_WHAT THE EXERCISE ASKS_
Reproduce every item below word for word, line by line.

_PROVIDED ENTRIES_
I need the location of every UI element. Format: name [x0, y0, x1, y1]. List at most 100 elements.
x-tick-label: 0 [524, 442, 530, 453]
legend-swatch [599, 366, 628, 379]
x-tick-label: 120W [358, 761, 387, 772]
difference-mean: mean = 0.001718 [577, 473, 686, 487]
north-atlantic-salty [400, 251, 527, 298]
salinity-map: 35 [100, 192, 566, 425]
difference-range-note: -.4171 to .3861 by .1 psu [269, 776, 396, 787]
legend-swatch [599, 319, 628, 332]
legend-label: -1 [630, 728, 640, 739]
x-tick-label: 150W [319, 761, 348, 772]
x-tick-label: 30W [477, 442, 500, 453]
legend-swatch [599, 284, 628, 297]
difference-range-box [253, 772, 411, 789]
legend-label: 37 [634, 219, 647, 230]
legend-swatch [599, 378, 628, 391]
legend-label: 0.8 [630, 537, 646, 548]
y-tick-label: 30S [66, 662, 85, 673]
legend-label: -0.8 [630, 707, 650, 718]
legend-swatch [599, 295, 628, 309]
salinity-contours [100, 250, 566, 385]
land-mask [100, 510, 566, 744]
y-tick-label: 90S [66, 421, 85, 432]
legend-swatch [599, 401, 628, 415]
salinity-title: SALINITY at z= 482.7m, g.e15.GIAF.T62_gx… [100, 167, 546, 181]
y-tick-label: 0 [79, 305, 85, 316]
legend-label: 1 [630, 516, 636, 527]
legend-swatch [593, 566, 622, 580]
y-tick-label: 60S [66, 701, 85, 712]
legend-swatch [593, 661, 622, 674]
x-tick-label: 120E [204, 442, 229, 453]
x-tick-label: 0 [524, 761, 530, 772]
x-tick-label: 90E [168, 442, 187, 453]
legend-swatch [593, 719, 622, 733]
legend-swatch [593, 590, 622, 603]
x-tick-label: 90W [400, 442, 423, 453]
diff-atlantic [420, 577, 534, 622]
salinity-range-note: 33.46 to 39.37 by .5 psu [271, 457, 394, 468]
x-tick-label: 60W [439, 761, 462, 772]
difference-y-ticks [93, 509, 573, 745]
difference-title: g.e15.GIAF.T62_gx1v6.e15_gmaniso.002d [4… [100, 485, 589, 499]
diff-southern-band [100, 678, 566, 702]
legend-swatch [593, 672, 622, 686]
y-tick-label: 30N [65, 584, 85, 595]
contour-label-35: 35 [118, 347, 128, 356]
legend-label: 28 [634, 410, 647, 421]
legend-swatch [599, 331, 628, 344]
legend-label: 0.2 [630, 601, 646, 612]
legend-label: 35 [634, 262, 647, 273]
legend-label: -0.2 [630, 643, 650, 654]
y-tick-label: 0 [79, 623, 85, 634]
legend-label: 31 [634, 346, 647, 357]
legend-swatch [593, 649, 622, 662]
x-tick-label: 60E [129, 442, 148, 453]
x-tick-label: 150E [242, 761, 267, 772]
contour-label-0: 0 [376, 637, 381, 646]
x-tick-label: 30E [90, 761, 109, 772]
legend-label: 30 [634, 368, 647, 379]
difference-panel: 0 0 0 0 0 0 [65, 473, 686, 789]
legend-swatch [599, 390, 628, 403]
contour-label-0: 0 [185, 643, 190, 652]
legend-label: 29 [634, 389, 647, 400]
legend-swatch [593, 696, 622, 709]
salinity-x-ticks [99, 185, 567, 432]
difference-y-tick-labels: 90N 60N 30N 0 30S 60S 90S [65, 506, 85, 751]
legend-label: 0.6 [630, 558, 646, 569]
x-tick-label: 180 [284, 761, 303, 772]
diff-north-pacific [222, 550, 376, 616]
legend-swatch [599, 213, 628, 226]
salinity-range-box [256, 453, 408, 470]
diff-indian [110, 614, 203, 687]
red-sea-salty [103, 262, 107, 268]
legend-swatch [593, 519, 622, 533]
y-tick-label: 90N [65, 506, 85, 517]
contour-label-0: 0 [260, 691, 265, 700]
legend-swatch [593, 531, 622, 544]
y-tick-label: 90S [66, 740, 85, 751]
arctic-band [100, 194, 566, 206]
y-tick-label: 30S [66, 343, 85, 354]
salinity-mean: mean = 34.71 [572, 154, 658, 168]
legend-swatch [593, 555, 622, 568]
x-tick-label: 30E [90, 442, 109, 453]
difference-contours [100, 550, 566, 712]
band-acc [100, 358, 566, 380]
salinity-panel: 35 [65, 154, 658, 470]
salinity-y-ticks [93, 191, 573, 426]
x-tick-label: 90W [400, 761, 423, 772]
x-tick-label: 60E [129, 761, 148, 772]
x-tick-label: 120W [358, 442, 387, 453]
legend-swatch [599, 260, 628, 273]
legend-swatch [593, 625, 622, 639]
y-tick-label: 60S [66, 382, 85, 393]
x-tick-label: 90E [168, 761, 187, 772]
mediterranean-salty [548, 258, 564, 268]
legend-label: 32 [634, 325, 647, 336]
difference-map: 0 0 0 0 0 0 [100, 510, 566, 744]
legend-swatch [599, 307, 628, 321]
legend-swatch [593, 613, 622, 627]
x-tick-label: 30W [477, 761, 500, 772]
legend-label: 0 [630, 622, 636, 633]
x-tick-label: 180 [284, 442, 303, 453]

_FINAL ANSWER_
I need the location of every UI element. Format: name [x0, y0, x1, y1]. List at most 100 elements.
x-tick-label: 0 [524, 442, 530, 453]
legend-swatch [599, 366, 628, 379]
x-tick-label: 120W [358, 761, 387, 772]
difference-mean: mean = 0.001718 [577, 473, 686, 487]
north-atlantic-salty [400, 251, 527, 298]
salinity-map: 35 [100, 192, 566, 425]
difference-range-note: -.4171 to .3861 by .1 psu [269, 776, 396, 787]
legend-swatch [599, 319, 628, 332]
legend-label: -1 [630, 728, 640, 739]
x-tick-label: 150W [319, 761, 348, 772]
x-tick-label: 30W [477, 442, 500, 453]
legend-swatch [599, 284, 628, 297]
difference-range-box [253, 772, 411, 789]
legend-label: 37 [634, 219, 647, 230]
legend-swatch [599, 378, 628, 391]
legend-label: 0.8 [630, 537, 646, 548]
y-tick-label: 30S [66, 662, 85, 673]
legend-label: -0.8 [630, 707, 650, 718]
legend-swatch [599, 295, 628, 309]
salinity-contours [100, 250, 566, 385]
land-mask [100, 510, 566, 744]
y-tick-label: 90S [66, 421, 85, 432]
legend-swatch [599, 401, 628, 415]
salinity-title: SALINITY at z= 482.7m, g.e15.GIAF.T62_gx… [100, 167, 546, 181]
y-tick-label: 0 [79, 305, 85, 316]
legend-label: 1 [630, 516, 636, 527]
legend-swatch [593, 566, 622, 580]
y-tick-label: 60S [66, 701, 85, 712]
legend-swatch [593, 661, 622, 674]
x-tick-label: 120E [204, 442, 229, 453]
x-tick-label: 0 [524, 761, 530, 772]
x-tick-label: 90E [168, 442, 187, 453]
legend-swatch [593, 719, 622, 733]
legend-swatch [593, 590, 622, 603]
x-tick-label: 90W [400, 442, 423, 453]
diff-atlantic [420, 577, 534, 622]
salinity-range-note: 33.46 to 39.37 by .5 psu [271, 457, 394, 468]
x-tick-label: 60W [439, 761, 462, 772]
difference-y-ticks [93, 509, 573, 745]
difference-title: g.e15.GIAF.T62_gx1v6.e15_gmaniso.002d [4… [100, 485, 589, 499]
diff-southern-band [100, 678, 566, 702]
legend-swatch [593, 672, 622, 686]
y-tick-label: 30N [65, 584, 85, 595]
contour-label-35: 35 [118, 347, 128, 356]
legend-label: 28 [634, 410, 647, 421]
legend-swatch [599, 331, 628, 344]
legend-label: 0.2 [630, 601, 646, 612]
legend-label: 35 [634, 262, 647, 273]
legend-label: -0.2 [630, 643, 650, 654]
y-tick-label: 0 [79, 623, 85, 634]
legend-label: 31 [634, 346, 647, 357]
legend-swatch [593, 649, 622, 662]
x-tick-label: 60E [129, 442, 148, 453]
x-tick-label: 150E [242, 761, 267, 772]
contour-label-0: 0 [376, 637, 381, 646]
x-tick-label: 30E [90, 761, 109, 772]
legend-label: 30 [634, 368, 647, 379]
difference-panel: 0 0 0 0 0 0 [65, 473, 686, 789]
legend-swatch [599, 390, 628, 403]
contour-label-0: 0 [185, 643, 190, 652]
legend-label: 29 [634, 389, 647, 400]
legend-swatch [593, 696, 622, 709]
salinity-x-ticks [99, 185, 567, 432]
difference-y-tick-labels: 90N 60N 30N 0 30S 60S 90S [65, 506, 85, 751]
legend-label: 0.6 [630, 558, 646, 569]
x-tick-label: 180 [284, 761, 303, 772]
diff-north-pacific [222, 550, 376, 616]
legend-swatch [599, 213, 628, 226]
salinity-range-box [256, 453, 408, 470]
diff-indian [110, 614, 203, 687]
red-sea-salty [103, 262, 107, 268]
legend-swatch [593, 519, 622, 533]
y-tick-label: 90N [65, 506, 85, 517]
contour-label-0: 0 [260, 691, 265, 700]
legend-swatch [593, 531, 622, 544]
y-tick-label: 90S [66, 740, 85, 751]
arctic-band [100, 194, 566, 206]
y-tick-label: 30S [66, 343, 85, 354]
salinity-mean: mean = 34.71 [572, 154, 658, 168]
legend-swatch [593, 555, 622, 568]
x-tick-label: 30E [90, 442, 109, 453]
difference-contours [100, 550, 566, 712]
band-acc [100, 358, 566, 380]
salinity-panel: 35 [65, 154, 658, 470]
salinity-y-ticks [93, 191, 573, 426]
x-tick-label: 90W [400, 761, 423, 772]
x-tick-label: 60E [129, 761, 148, 772]
x-tick-label: 120W [358, 442, 387, 453]
legend-swatch [599, 260, 628, 273]
legend-swatch [593, 625, 622, 639]
y-tick-label: 60S [66, 382, 85, 393]
x-tick-label: 90E [168, 761, 187, 772]
mediterranean-salty [548, 258, 564, 268]
legend-label: 32 [634, 325, 647, 336]
difference-map: 0 0 0 0 0 0 [100, 510, 566, 744]
legend-swatch [599, 307, 628, 321]
legend-swatch [593, 613, 622, 627]
x-tick-label: 30W [477, 761, 500, 772]
legend-label: 0 [630, 622, 636, 633]
x-tick-label: 180 [284, 442, 303, 453]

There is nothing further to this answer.